⟨

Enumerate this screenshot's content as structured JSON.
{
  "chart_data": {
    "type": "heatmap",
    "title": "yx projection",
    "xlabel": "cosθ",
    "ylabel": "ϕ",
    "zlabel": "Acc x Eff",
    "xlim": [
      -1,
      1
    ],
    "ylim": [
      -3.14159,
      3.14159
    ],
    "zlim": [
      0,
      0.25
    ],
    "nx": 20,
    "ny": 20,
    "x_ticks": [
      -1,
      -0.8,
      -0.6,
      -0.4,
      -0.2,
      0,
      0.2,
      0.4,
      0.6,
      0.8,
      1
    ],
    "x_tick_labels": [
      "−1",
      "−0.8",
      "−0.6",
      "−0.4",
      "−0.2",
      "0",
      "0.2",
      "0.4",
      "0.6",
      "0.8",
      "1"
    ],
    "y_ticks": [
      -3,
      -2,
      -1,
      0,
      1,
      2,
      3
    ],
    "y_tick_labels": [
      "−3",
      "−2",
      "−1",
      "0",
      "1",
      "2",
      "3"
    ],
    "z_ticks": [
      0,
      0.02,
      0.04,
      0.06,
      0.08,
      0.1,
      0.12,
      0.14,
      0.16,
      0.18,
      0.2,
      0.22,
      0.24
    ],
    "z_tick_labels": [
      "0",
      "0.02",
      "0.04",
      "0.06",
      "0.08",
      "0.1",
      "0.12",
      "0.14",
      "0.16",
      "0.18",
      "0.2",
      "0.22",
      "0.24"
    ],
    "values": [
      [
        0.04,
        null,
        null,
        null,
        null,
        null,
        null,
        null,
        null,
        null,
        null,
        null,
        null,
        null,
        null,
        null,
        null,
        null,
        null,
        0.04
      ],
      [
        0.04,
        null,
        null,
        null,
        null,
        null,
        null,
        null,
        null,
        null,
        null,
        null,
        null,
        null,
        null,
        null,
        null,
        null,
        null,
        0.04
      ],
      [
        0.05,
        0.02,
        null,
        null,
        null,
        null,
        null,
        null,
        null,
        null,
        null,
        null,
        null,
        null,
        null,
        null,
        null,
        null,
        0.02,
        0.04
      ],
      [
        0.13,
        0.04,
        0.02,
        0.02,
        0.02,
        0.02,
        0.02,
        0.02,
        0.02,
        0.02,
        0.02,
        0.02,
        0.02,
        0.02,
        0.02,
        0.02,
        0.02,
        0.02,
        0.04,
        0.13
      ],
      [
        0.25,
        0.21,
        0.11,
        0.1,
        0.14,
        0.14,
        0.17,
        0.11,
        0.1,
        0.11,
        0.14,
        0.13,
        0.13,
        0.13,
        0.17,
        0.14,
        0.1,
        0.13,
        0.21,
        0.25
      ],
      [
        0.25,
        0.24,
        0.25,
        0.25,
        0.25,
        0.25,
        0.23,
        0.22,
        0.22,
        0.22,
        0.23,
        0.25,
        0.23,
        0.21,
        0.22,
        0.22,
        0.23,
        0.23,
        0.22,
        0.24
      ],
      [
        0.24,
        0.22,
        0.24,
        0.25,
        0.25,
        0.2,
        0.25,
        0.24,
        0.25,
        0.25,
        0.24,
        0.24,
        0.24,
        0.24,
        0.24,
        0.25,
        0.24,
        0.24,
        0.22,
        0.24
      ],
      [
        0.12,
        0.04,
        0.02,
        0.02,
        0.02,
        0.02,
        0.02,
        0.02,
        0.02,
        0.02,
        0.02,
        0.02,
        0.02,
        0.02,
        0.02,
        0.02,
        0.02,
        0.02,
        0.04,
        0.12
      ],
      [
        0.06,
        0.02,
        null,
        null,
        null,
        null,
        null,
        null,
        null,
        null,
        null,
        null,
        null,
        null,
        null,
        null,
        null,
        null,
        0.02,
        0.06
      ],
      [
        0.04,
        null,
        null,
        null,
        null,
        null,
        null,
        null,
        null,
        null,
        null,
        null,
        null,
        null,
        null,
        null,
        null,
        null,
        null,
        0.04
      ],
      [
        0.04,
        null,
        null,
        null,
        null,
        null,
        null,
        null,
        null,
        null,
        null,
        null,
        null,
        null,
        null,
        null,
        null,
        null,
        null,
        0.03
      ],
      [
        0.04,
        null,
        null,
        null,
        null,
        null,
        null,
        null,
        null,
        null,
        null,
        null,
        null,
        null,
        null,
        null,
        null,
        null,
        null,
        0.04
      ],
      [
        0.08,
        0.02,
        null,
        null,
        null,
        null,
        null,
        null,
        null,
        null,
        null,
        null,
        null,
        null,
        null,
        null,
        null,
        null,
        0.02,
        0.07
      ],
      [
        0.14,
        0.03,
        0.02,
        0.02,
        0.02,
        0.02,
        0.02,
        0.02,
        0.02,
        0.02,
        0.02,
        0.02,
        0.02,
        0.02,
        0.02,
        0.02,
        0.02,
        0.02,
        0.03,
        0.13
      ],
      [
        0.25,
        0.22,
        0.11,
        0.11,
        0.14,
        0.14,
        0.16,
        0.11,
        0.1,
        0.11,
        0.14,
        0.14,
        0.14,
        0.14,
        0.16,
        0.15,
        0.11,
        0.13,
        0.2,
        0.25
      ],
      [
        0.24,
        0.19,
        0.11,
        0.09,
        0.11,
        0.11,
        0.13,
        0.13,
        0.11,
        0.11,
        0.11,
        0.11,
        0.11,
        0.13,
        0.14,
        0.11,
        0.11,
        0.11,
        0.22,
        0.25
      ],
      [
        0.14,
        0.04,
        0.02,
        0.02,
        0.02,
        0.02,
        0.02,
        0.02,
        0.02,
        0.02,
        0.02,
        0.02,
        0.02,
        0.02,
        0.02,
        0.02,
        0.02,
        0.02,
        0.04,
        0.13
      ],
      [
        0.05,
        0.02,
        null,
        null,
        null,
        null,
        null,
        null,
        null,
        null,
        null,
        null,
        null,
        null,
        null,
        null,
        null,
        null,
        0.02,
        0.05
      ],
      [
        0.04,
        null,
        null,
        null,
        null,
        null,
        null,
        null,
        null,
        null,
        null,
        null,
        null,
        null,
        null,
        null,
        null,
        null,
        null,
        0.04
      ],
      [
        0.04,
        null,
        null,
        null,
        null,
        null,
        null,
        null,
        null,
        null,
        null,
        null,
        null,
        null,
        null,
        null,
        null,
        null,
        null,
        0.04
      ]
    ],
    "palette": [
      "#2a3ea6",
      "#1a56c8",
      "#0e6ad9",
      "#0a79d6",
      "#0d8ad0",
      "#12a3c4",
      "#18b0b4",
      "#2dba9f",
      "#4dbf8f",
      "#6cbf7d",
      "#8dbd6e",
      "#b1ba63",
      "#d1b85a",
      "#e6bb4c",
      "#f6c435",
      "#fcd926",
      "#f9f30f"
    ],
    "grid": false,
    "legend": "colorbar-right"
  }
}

⟩

PROBLEM TO SOLVE - Extract the full listing above without altering anything.

RIGHT ANSWER -
Enumerate this screenshot's content as structured JSON.
{
  "chart_data": {
    "type": "heatmap",
    "title": "yx projection",
    "xlabel": "cosθ",
    "ylabel": "ϕ",
    "zlabel": "Acc x Eff",
    "xlim": [
      -1,
      1
    ],
    "ylim": [
      -3.14159,
      3.14159
    ],
    "zlim": [
      0,
      0.25
    ],
    "nx": 20,
    "ny": 20,
    "x_ticks": [
      -1,
      -0.8,
      -0.6,
      -0.4,
      -0.2,
      0,
      0.2,
      0.4,
      0.6,
      0.8,
      1
    ],
    "x_tick_labels": [
      "−1",
      "−0.8",
      "−0.6",
      "−0.4",
      "−0.2",
      "0",
      "0.2",
      "0.4",
      "0.6",
      "0.8",
      "1"
    ],
    "y_ticks": [
      -3,
      -2,
      -1,
      0,
      1,
      2,
      3
    ],
    "y_tick_labels": [
      "−3",
      "−2",
      "−1",
      "0",
      "1",
      "2",
      "3"
    ],
    "z_ticks": [
      0,
      0.02,
      0.04,
      0.06,
      0.08,
      0.1,
      0.12,
      0.14,
      0.16,
      0.18,
      0.2,
      0.22,
      0.24
    ],
    "z_tick_labels": [
      "0",
      "0.02",
      "0.04",
      "0.06",
      "0.08",
      "0.1",
      "0.12",
      "0.14",
      "0.16",
      "0.18",
      "0.2",
      "0.22",
      "0.24"
    ],
    "values": [
      [
        0.04,
        null,
        null,
        null,
        null,
        null,
        null,
        null,
        null,
        null,
        null,
        null,
        null,
        null,
        null,
        null,
        null,
        null,
        null,
        0.04
      ],
      [
        0.04,
        null,
        null,
        null,
        null,
        null,
        null,
        null,
        null,
        null,
        null,
        null,
        null,
        null,
        null,
        null,
        null,
        null,
        null,
        0.04
      ],
      [
        0.05,
        0.02,
        null,
        null,
        null,
        null,
        null,
        null,
        null,
        null,
        null,
        null,
        null,
        null,
        null,
        null,
        null,
        null,
        0.02,
        0.04
      ],
      [
        0.13,
        0.04,
        0.02,
        0.02,
        0.02,
        0.02,
        0.02,
        0.02,
        0.02,
        0.02,
        0.02,
        0.02,
        0.02,
        0.02,
        0.02,
        0.02,
        0.02,
        0.02,
        0.04,
        0.13
      ],
      [
        0.25,
        0.21,
        0.11,
        0.1,
        0.14,
        0.14,
        0.17,
        0.11,
        0.1,
        0.11,
        0.14,
        0.13,
        0.13,
        0.13,
        0.17,
        0.14,
        0.1,
        0.13,
        0.21,
        0.25
      ],
      [
        0.25,
        0.24,
        0.25,
        0.25,
        0.25,
        0.25,
        0.23,
        0.22,
        0.22,
        0.22,
        0.23,
        0.25,
        0.23,
        0.21,
        0.22,
        0.22,
        0.23,
        0.23,
        0.22,
        0.24
      ],
      [
        0.24,
        0.22,
        0.24,
        0.25,
        0.25,
        0.2,
        0.25,
        0.24,
        0.25,
        0.25,
        0.24,
        0.24,
        0.24,
        0.24,
        0.24,
        0.25,
        0.24,
        0.24,
        0.22,
        0.24
      ],
      [
        0.12,
        0.04,
        0.02,
        0.02,
        0.02,
        0.02,
        0.02,
        0.02,
        0.02,
        0.02,
        0.02,
        0.02,
        0.02,
        0.02,
        0.02,
        0.02,
        0.02,
        0.02,
        0.04,
        0.12
      ],
      [
        0.06,
        0.02,
        null,
        null,
        null,
        null,
        null,
        null,
        null,
        null,
        null,
        null,
        null,
        null,
        null,
        null,
        null,
        null,
        0.02,
        0.06
      ],
      [
        0.04,
        null,
        null,
        null,
        null,
        null,
        null,
        null,
        null,
        null,
        null,
        null,
        null,
        null,
        null,
        null,
        null,
        null,
        null,
        0.04
      ],
      [
        0.04,
        null,
        null,
        null,
        null,
        null,
        null,
        null,
        null,
        null,
        null,
        null,
        null,
        null,
        null,
        null,
        null,
        null,
        null,
        0.03
      ],
      [
        0.04,
        null,
        null,
        null,
        null,
        null,
        null,
        null,
        null,
        null,
        null,
        null,
        null,
        null,
        null,
        null,
        null,
        null,
        null,
        0.04
      ],
      [
        0.08,
        0.02,
        null,
        null,
        null,
        null,
        null,
        null,
        null,
        null,
        null,
        null,
        null,
        null,
        null,
        null,
        null,
        null,
        0.02,
        0.07
      ],
      [
        0.14,
        0.03,
        0.02,
        0.02,
        0.02,
        0.02,
        0.02,
        0.02,
        0.02,
        0.02,
        0.02,
        0.02,
        0.02,
        0.02,
        0.02,
        0.02,
        0.02,
        0.02,
        0.03,
        0.13
      ],
      [
        0.25,
        0.22,
        0.11,
        0.11,
        0.14,
        0.14,
        0.16,
        0.11,
        0.1,
        0.11,
        0.14,
        0.14,
        0.14,
        0.14,
        0.16,
        0.15,
        0.11,
        0.13,
        0.2,
        0.25
      ],
      [
        0.24,
        0.19,
        0.11,
        0.09,
        0.11,
        0.11,
        0.13,
        0.13,
        0.11,
        0.11,
        0.11,
        0.11,
        0.11,
        0.13,
        0.14,
        0.11,
        0.11,
        0.11,
        0.22,
        0.25
      ],
      [
        0.14,
        0.04,
        0.02,
        0.02,
        0.02,
        0.02,
        0.02,
        0.02,
        0.02,
        0.02,
        0.02,
        0.02,
        0.02,
        0.02,
        0.02,
        0.02,
        0.02,
        0.02,
        0.04,
        0.13
      ],
      [
        0.05,
        0.02,
        null,
        null,
        null,
        null,
        null,
        null,
        null,
        null,
        null,
        null,
        null,
        null,
        null,
        null,
        null,
        null,
        0.02,
        0.05
      ],
      [
        0.04,
        null,
        null,
        null,
        null,
        null,
        null,
        null,
        null,
        null,
        null,
        null,
        null,
        null,
        null,
        null,
        null,
        null,
        null,
        0.04
      ],
      [
        0.04,
        null,
        null,
        null,
        null,
        null,
        null,
        null,
        null,
        null,
        null,
        null,
        null,
        null,
        null,
        null,
        null,
        null,
        null,
        0.04
      ]
    ],
    "palette": [
      "#2a3ea6",
      "#1a56c8",
      "#0e6ad9",
      "#0a79d6",
      "#0d8ad0",
      "#12a3c4",
      "#18b0b4",
      "#2dba9f",
      "#4dbf8f",
      "#6cbf7d",
      "#8dbd6e",
      "#b1ba63",
      "#d1b85a",
      "#e6bb4c",
      "#f6c435",
      "#fcd926",
      "#f9f30f"
    ],
    "grid": false,
    "legend": "colorbar-right"
  }
}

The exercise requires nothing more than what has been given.